REQUEST: Gather the lines that hold the string "Vincent".

RECORDS:
* * *
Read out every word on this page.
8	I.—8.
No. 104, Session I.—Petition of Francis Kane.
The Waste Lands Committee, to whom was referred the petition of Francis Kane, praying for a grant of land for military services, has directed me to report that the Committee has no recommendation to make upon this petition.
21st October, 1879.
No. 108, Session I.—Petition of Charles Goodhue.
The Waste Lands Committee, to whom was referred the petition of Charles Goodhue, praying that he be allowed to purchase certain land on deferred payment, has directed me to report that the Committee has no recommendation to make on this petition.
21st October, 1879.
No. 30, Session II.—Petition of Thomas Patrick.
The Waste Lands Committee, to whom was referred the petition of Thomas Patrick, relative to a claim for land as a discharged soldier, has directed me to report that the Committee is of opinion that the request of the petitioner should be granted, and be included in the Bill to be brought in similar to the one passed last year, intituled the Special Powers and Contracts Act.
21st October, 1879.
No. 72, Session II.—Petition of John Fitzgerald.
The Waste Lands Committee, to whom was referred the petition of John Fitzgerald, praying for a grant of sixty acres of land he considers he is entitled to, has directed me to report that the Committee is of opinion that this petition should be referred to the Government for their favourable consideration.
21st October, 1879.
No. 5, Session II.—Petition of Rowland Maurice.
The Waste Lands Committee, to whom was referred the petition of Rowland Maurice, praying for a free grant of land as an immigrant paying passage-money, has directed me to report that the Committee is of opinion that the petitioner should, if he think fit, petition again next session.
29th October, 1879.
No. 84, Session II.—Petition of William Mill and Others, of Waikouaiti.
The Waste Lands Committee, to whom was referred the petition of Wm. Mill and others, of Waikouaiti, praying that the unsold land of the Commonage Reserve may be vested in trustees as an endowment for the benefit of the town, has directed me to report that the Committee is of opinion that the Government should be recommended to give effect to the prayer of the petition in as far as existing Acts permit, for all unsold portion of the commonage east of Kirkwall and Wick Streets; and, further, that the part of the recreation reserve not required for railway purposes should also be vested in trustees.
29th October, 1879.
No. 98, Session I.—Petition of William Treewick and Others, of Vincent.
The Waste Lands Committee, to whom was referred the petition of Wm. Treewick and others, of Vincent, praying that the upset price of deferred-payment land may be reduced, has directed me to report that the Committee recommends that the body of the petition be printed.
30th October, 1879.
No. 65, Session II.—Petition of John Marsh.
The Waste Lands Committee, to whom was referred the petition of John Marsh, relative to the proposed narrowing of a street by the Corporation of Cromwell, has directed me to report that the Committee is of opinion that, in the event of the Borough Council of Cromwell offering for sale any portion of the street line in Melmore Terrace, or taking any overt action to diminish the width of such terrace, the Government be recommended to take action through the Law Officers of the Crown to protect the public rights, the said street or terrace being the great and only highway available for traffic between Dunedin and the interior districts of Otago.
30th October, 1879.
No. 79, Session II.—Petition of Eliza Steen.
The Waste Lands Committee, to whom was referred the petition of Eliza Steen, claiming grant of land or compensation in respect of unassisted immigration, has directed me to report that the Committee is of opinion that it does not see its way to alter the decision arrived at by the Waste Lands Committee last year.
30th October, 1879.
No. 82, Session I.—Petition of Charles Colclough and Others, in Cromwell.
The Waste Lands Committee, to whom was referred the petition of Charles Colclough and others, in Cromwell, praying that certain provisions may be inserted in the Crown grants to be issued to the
* * *
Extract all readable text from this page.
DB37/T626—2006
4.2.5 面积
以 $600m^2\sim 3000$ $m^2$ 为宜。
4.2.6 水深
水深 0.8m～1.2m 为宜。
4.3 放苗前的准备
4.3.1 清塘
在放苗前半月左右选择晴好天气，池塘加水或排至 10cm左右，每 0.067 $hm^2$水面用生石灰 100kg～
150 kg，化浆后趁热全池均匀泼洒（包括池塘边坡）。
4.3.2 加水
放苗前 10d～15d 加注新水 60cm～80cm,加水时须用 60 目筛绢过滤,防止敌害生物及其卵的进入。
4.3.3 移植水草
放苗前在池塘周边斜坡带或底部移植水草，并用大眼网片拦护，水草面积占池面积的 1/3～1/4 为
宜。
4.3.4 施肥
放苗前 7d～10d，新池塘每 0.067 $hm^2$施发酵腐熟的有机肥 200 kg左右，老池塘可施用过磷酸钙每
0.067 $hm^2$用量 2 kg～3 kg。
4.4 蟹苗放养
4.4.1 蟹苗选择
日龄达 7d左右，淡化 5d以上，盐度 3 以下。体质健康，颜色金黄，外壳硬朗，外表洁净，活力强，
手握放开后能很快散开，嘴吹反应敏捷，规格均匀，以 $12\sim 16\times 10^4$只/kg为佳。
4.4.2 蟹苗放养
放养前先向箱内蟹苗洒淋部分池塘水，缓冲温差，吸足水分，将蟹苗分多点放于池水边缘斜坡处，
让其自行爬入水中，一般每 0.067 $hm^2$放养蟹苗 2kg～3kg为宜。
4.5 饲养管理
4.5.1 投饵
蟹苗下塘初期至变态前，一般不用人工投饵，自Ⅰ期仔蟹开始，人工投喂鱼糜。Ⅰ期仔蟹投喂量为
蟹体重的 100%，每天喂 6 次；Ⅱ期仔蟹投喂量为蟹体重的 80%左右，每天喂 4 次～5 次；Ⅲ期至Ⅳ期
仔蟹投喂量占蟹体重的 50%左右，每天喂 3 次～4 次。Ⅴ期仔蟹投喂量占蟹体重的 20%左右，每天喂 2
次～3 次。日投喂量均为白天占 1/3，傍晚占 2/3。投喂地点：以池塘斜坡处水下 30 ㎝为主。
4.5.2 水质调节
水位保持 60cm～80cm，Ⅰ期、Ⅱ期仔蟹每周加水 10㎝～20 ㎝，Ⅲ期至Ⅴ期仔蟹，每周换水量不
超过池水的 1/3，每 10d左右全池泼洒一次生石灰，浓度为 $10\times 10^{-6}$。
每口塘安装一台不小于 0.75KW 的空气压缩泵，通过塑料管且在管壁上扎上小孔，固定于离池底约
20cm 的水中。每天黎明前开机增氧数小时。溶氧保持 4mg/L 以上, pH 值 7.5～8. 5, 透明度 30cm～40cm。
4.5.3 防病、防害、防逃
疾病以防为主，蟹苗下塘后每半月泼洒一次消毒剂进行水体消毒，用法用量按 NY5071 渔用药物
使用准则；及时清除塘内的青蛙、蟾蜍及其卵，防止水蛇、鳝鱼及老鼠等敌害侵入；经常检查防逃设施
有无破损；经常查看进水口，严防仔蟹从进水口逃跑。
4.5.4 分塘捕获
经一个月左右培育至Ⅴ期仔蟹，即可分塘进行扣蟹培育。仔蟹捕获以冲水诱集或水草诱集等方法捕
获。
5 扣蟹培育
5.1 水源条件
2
* * *
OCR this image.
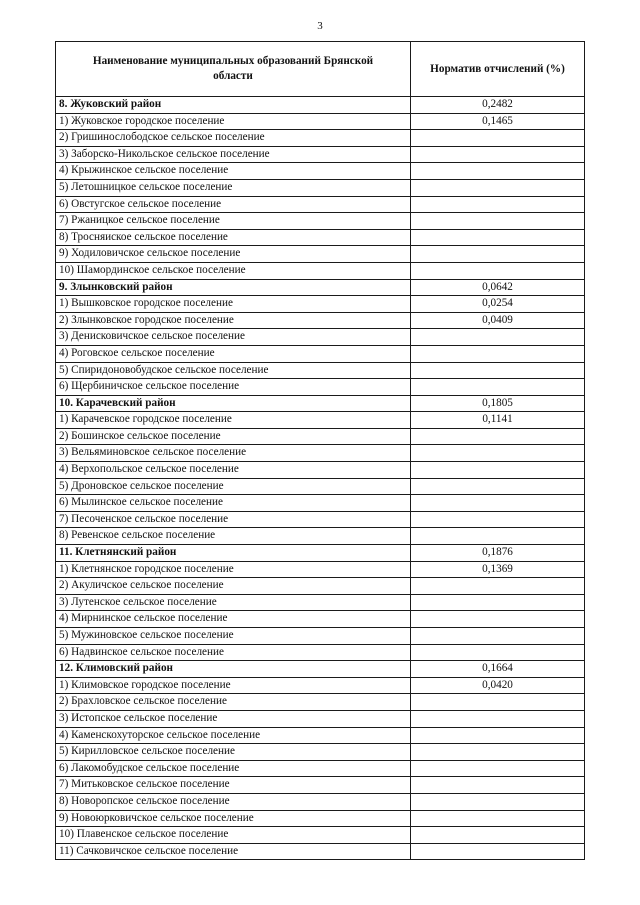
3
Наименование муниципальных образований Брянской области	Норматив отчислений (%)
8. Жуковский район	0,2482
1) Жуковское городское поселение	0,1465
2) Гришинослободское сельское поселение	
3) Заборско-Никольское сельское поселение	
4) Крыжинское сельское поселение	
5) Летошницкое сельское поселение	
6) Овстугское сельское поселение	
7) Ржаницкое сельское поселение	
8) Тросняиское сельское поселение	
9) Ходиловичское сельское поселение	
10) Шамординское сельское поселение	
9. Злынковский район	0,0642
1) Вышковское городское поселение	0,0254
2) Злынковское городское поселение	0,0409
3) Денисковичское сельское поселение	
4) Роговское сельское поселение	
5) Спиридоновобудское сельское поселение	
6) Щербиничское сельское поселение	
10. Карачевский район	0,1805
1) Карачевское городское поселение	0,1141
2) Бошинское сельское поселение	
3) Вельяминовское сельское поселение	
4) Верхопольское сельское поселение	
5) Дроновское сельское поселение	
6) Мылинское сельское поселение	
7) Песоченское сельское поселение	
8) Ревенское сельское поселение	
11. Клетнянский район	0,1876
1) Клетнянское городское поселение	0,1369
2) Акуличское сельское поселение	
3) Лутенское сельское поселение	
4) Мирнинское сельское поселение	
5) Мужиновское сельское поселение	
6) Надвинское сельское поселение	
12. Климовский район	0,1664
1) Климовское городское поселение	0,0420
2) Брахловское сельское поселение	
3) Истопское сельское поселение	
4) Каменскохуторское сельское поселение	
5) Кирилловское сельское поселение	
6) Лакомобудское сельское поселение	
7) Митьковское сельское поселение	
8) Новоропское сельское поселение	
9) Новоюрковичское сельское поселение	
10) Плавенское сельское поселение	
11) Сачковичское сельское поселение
* * *
ANSWER TO THE EXERCISE:
No. 98, Session I.—Petition of William Treewick and Others, of Vincent.
The Waste Lands Committee, to whom was referred the petition of Wm. Treewick and others, of Vincent, praying that the upset price of deferred-payment land may be reduced, has directed me to report that the Committee recommends that the body of the petition be printed.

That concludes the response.